[Instructions to follow]:
Pull out every line containing the string "title".

┄┄┄┄┄┄┄┄┄┄

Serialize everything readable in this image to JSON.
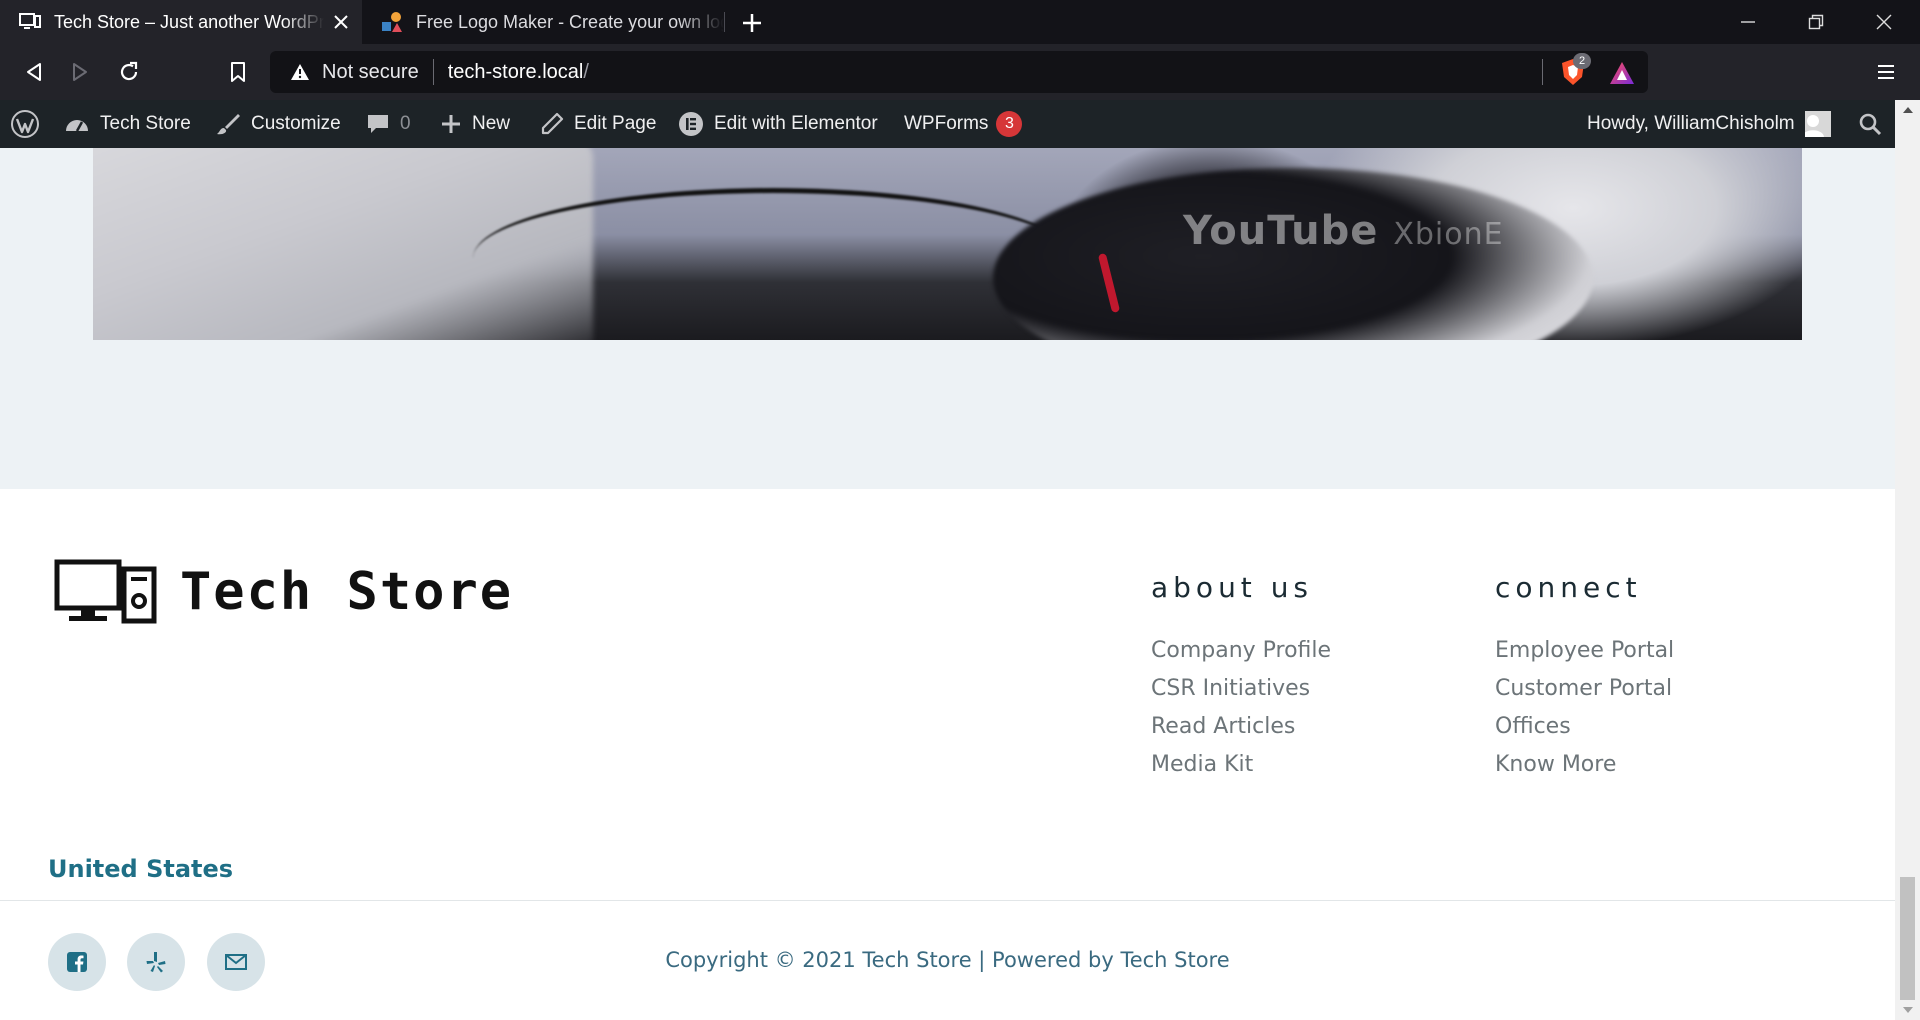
{
  "browser": {
    "tabs": [
      {
        "title": "Tech Store – Just another WordPress site",
        "favicon": "monitor-icon",
        "active": true
      },
      {
        "title": "Free Logo Maker - Create your own logo",
        "favicon": "shapes-icon",
        "active": false
      }
    ],
    "address": {
      "security": "Not secure",
      "host": "tech-store.local",
      "path": "/"
    },
    "shield_count": "2"
  },
  "adminbar": {
    "site_name": "Tech Store",
    "customize": "Customize",
    "comments_count": "0",
    "new_label": "New",
    "edit_page": "Edit Page",
    "edit_elementor": "Edit with Elementor",
    "wpforms": "WPForms",
    "wpforms_count": "3",
    "howdy": "Howdy, WilliamChisholm"
  },
  "video": {
    "watermark": "YouTube",
    "watermark_suffix": "XbionE"
  },
  "footer": {
    "logo_text": "Tech Store",
    "country": "United States",
    "social": [
      "facebook-icon",
      "yelp-icon",
      "email-icon"
    ],
    "columns": [
      {
        "title": "about us",
        "links": [
          "Company Profile",
          "CSR Initiatives",
          "Read Articles",
          "Media Kit"
        ]
      },
      {
        "title": "connect",
        "links": [
          "Employee Portal",
          "Customer Portal",
          "Offices",
          "Know More"
        ]
      }
    ],
    "copyright": "Copyright © 2021 Tech Store | Powered by Tech Store"
  },
  "colors": {
    "accent": "#1f6f86",
    "adminbar": "#1d2327",
    "hero_band": "#edf2f5"
  }
}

┄┄┄┄┄┄┄┄┄┄

[Solution for this exercise]:
        "title": "Tech Store – Just another WordPress site",
        "title": "Free Logo Maker - Create your own logo",
        "title": "about us",
        "title": "connect",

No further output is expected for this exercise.